* START *

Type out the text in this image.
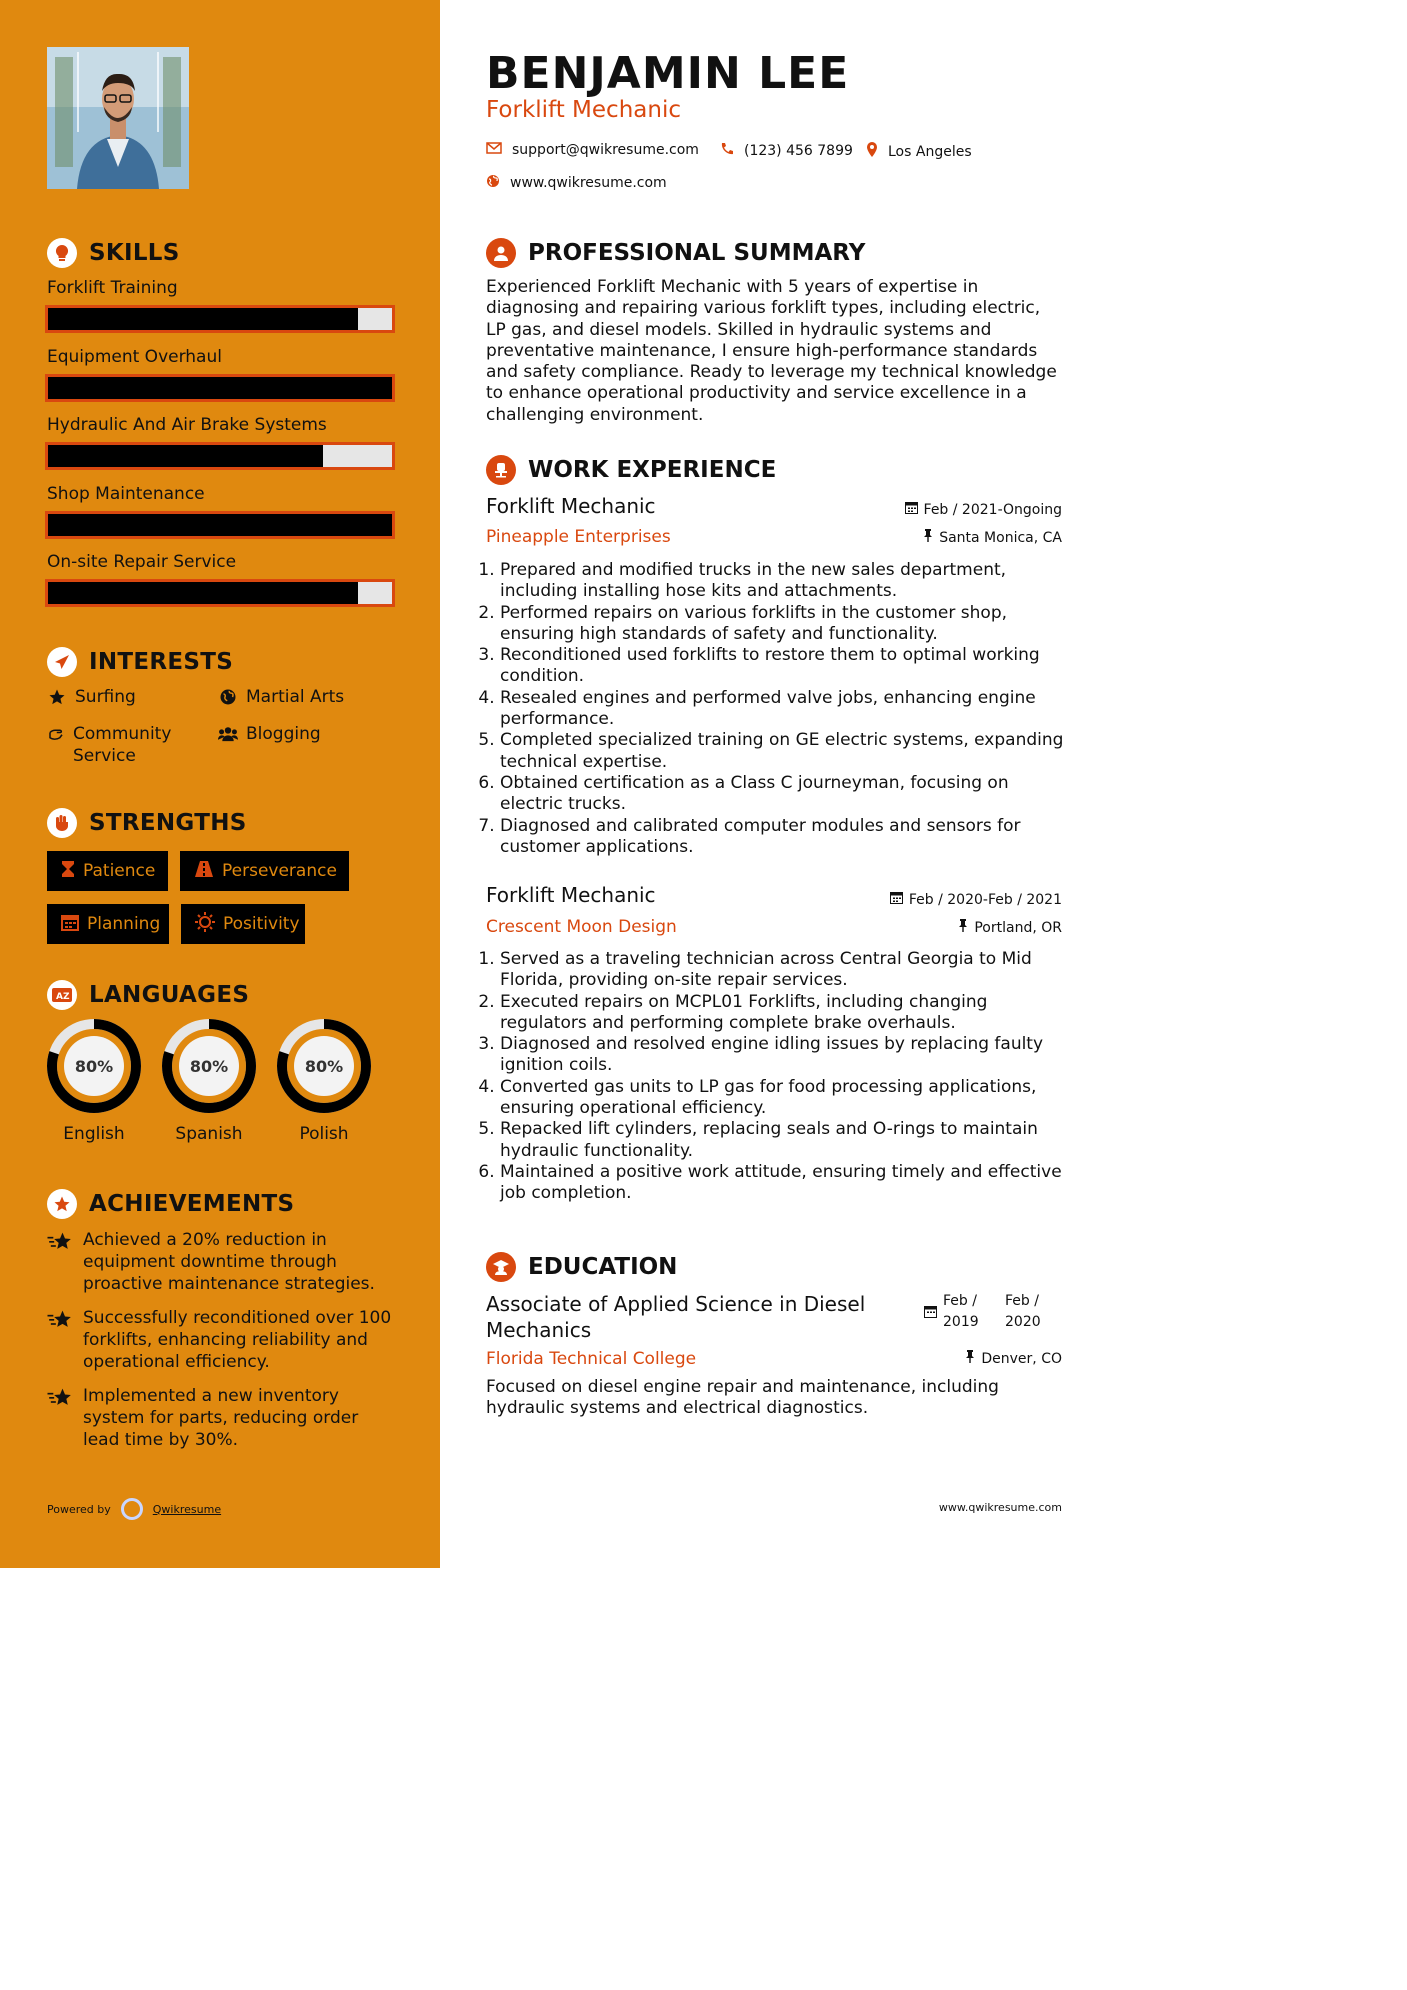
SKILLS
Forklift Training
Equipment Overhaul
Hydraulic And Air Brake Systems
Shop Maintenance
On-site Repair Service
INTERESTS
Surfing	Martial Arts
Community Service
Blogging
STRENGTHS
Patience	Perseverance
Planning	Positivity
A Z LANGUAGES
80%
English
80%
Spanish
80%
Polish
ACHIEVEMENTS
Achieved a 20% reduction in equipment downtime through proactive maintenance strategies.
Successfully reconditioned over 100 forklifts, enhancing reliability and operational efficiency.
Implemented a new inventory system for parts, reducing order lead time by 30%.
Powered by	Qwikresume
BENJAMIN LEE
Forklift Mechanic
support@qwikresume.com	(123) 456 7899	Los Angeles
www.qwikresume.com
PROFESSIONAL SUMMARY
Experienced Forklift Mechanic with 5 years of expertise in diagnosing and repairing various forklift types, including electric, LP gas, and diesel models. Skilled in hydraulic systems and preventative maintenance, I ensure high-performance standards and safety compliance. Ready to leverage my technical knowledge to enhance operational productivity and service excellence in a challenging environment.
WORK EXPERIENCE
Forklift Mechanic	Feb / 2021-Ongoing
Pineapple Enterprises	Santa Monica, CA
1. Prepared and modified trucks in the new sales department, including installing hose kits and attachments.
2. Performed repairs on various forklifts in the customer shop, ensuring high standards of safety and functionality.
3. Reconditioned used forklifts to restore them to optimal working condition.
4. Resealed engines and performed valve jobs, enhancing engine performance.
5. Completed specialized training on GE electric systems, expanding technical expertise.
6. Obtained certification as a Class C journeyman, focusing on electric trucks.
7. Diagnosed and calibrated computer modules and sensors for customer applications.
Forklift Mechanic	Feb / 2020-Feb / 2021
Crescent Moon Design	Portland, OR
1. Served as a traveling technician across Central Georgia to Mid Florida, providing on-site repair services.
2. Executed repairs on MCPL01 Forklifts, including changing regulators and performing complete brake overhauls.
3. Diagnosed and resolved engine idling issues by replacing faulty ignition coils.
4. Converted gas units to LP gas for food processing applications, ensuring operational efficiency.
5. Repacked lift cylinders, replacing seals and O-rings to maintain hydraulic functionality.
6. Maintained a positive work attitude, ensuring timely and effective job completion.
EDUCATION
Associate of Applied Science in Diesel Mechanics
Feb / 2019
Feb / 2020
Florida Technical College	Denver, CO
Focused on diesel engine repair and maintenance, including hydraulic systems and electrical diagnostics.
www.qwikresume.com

* END *

TASK REQUIREMENTS:
Your answer should be one number: the count of lines in the data above that include the word "functionality".

WRITTEN SOLUTION:
2